Start Material shown

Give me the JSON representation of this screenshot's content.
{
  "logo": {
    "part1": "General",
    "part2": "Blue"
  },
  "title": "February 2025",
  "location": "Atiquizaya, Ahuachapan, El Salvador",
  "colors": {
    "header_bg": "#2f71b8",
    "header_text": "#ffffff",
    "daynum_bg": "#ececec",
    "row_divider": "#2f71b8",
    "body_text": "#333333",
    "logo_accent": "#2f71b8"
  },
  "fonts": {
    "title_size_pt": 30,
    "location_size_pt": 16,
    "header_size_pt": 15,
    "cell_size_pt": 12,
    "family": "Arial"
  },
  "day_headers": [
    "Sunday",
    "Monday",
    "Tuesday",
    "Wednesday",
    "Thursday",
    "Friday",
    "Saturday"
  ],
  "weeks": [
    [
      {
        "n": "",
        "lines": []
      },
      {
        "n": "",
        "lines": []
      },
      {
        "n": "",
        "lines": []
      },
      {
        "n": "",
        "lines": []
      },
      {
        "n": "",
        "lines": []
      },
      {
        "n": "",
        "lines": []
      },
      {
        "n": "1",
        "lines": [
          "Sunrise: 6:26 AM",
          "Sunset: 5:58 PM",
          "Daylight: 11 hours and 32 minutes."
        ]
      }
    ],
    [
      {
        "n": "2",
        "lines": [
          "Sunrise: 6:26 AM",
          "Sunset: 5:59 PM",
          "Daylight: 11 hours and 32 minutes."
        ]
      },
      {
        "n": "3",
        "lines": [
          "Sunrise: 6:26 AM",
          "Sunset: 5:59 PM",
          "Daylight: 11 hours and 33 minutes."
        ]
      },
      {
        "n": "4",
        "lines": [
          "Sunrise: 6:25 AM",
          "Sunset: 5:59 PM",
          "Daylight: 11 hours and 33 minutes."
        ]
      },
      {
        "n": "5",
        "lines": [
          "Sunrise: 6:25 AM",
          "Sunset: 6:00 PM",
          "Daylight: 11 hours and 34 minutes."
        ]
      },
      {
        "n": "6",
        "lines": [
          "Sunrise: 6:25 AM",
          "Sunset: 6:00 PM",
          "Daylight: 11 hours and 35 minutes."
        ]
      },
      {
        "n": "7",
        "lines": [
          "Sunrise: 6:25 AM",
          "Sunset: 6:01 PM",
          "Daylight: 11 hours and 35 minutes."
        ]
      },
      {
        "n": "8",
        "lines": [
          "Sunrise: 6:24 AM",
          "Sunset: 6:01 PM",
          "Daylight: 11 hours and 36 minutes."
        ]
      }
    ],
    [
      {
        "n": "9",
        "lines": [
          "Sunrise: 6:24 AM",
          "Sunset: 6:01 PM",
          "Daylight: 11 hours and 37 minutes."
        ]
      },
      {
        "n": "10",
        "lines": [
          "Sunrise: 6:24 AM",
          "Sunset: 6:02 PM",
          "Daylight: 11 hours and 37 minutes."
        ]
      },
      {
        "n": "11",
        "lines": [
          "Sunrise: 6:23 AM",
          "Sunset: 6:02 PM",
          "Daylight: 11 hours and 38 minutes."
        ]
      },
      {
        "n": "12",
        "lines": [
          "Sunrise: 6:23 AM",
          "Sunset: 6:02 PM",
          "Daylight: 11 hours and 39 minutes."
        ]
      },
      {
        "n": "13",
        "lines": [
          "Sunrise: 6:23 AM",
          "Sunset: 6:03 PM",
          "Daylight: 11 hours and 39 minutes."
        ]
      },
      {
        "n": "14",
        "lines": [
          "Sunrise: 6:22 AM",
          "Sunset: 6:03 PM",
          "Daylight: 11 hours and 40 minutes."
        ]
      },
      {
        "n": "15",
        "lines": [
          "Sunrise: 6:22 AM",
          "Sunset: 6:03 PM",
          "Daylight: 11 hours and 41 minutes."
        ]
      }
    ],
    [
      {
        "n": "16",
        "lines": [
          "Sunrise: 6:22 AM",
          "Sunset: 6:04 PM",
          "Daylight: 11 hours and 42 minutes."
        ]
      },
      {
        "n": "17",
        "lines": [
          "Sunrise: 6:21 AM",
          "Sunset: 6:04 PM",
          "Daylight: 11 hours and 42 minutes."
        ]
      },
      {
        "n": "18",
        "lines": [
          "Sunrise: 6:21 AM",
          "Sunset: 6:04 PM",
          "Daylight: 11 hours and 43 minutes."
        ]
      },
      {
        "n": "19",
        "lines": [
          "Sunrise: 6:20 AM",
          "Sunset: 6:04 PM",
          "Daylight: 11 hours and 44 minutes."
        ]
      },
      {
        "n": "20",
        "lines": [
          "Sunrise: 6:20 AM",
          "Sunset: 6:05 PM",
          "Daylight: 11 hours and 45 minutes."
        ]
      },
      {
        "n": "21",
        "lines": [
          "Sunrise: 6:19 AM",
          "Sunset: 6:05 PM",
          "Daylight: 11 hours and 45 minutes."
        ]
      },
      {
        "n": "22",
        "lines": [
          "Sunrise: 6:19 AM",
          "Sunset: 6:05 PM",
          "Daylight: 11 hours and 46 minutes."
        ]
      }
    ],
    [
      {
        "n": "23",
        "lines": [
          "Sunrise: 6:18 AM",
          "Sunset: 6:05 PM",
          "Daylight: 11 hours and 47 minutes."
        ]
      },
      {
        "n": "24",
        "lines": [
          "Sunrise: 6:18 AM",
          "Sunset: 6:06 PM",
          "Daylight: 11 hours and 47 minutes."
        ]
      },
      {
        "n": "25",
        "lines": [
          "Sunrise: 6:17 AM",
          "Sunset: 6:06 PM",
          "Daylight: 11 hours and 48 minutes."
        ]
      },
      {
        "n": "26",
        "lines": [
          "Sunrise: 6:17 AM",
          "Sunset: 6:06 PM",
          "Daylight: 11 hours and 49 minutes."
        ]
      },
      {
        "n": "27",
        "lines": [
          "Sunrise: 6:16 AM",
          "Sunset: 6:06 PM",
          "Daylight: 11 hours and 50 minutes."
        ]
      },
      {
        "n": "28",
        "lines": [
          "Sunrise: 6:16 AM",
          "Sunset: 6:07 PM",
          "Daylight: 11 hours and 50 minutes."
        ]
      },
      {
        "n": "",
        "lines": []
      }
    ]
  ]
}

End Material shown

Exercise requirements =
Repeat each of the entries above precisely as given.

Solution to the exercise =
Give me the JSON representation of this screenshot's content.
{
  "logo": {
    "part1": "General",
    "part2": "Blue"
  },
  "title": "February 2025",
  "location": "Atiquizaya, Ahuachapan, El Salvador",
  "colors": {
    "header_bg": "#2f71b8",
    "header_text": "#ffffff",
    "daynum_bg": "#ececec",
    "row_divider": "#2f71b8",
    "body_text": "#333333",
    "logo_accent": "#2f71b8"
  },
  "fonts": {
    "title_size_pt": 30,
    "location_size_pt": 16,
    "header_size_pt": 15,
    "cell_size_pt": 12,
    "family": "Arial"
  },
  "day_headers": [
    "Sunday",
    "Monday",
    "Tuesday",
    "Wednesday",
    "Thursday",
    "Friday",
    "Saturday"
  ],
  "weeks": [
    [
      {
        "n": "",
        "lines": []
      },
      {
        "n": "",
        "lines": []
      },
      {
        "n": "",
        "lines": []
      },
      {
        "n": "",
        "lines": []
      },
      {
        "n": "",
        "lines": []
      },
      {
        "n": "",
        "lines": []
      },
      {
        "n": "1",
        "lines": [
          "Sunrise: 6:26 AM",
          "Sunset: 5:58 PM",
          "Daylight: 11 hours and 32 minutes."
        ]
      }
    ],
    [
      {
        "n": "2",
        "lines": [
          "Sunrise: 6:26 AM",
          "Sunset: 5:59 PM",
          "Daylight: 11 hours and 32 minutes."
        ]
      },
      {
        "n": "3",
        "lines": [
          "Sunrise: 6:26 AM",
          "Sunset: 5:59 PM",
          "Daylight: 11 hours and 33 minutes."
        ]
      },
      {
        "n": "4",
        "lines": [
          "Sunrise: 6:25 AM",
          "Sunset: 5:59 PM",
          "Daylight: 11 hours and 33 minutes."
        ]
      },
      {
        "n": "5",
        "lines": [
          "Sunrise: 6:25 AM",
          "Sunset: 6:00 PM",
          "Daylight: 11 hours and 34 minutes."
        ]
      },
      {
        "n": "6",
        "lines": [
          "Sunrise: 6:25 AM",
          "Sunset: 6:00 PM",
          "Daylight: 11 hours and 35 minutes."
        ]
      },
      {
        "n": "7",
        "lines": [
          "Sunrise: 6:25 AM",
          "Sunset: 6:01 PM",
          "Daylight: 11 hours and 35 minutes."
        ]
      },
      {
        "n": "8",
        "lines": [
          "Sunrise: 6:24 AM",
          "Sunset: 6:01 PM",
          "Daylight: 11 hours and 36 minutes."
        ]
      }
    ],
    [
      {
        "n": "9",
        "lines": [
          "Sunrise: 6:24 AM",
          "Sunset: 6:01 PM",
          "Daylight: 11 hours and 37 minutes."
        ]
      },
      {
        "n": "10",
        "lines": [
          "Sunrise: 6:24 AM",
          "Sunset: 6:02 PM",
          "Daylight: 11 hours and 37 minutes."
        ]
      },
      {
        "n": "11",
        "lines": [
          "Sunrise: 6:23 AM",
          "Sunset: 6:02 PM",
          "Daylight: 11 hours and 38 minutes."
        ]
      },
      {
        "n": "12",
        "lines": [
          "Sunrise: 6:23 AM",
          "Sunset: 6:02 PM",
          "Daylight: 11 hours and 39 minutes."
        ]
      },
      {
        "n": "13",
        "lines": [
          "Sunrise: 6:23 AM",
          "Sunset: 6:03 PM",
          "Daylight: 11 hours and 39 minutes."
        ]
      },
      {
        "n": "14",
        "lines": [
          "Sunrise: 6:22 AM",
          "Sunset: 6:03 PM",
          "Daylight: 11 hours and 40 minutes."
        ]
      },
      {
        "n": "15",
        "lines": [
          "Sunrise: 6:22 AM",
          "Sunset: 6:03 PM",
          "Daylight: 11 hours and 41 minutes."
        ]
      }
    ],
    [
      {
        "n": "16",
        "lines": [
          "Sunrise: 6:22 AM",
          "Sunset: 6:04 PM",
          "Daylight: 11 hours and 42 minutes."
        ]
      },
      {
        "n": "17",
        "lines": [
          "Sunrise: 6:21 AM",
          "Sunset: 6:04 PM",
          "Daylight: 11 hours and 42 minutes."
        ]
      },
      {
        "n": "18",
        "lines": [
          "Sunrise: 6:21 AM",
          "Sunset: 6:04 PM",
          "Daylight: 11 hours and 43 minutes."
        ]
      },
      {
        "n": "19",
        "lines": [
          "Sunrise: 6:20 AM",
          "Sunset: 6:04 PM",
          "Daylight: 11 hours and 44 minutes."
        ]
      },
      {
        "n": "20",
        "lines": [
          "Sunrise: 6:20 AM",
          "Sunset: 6:05 PM",
          "Daylight: 11 hours and 45 minutes."
        ]
      },
      {
        "n": "21",
        "lines": [
          "Sunrise: 6:19 AM",
          "Sunset: 6:05 PM",
          "Daylight: 11 hours and 45 minutes."
        ]
      },
      {
        "n": "22",
        "lines": [
          "Sunrise: 6:19 AM",
          "Sunset: 6:05 PM",
          "Daylight: 11 hours and 46 minutes."
        ]
      }
    ],
    [
      {
        "n": "23",
        "lines": [
          "Sunrise: 6:18 AM",
          "Sunset: 6:05 PM",
          "Daylight: 11 hours and 47 minutes."
        ]
      },
      {
        "n": "24",
        "lines": [
          "Sunrise: 6:18 AM",
          "Sunset: 6:06 PM",
          "Daylight: 11 hours and 47 minutes."
        ]
      },
      {
        "n": "25",
        "lines": [
          "Sunrise: 6:17 AM",
          "Sunset: 6:06 PM",
          "Daylight: 11 hours and 48 minutes."
        ]
      },
      {
        "n": "26",
        "lines": [
          "Sunrise: 6:17 AM",
          "Sunset: 6:06 PM",
          "Daylight: 11 hours and 49 minutes."
        ]
      },
      {
        "n": "27",
        "lines": [
          "Sunrise: 6:16 AM",
          "Sunset: 6:06 PM",
          "Daylight: 11 hours and 50 minutes."
        ]
      },
      {
        "n": "28",
        "lines": [
          "Sunrise: 6:16 AM",
          "Sunset: 6:07 PM",
          "Daylight: 11 hours and 50 minutes."
        ]
      },
      {
        "n": "",
        "lines": []
      }
    ]
  ]
}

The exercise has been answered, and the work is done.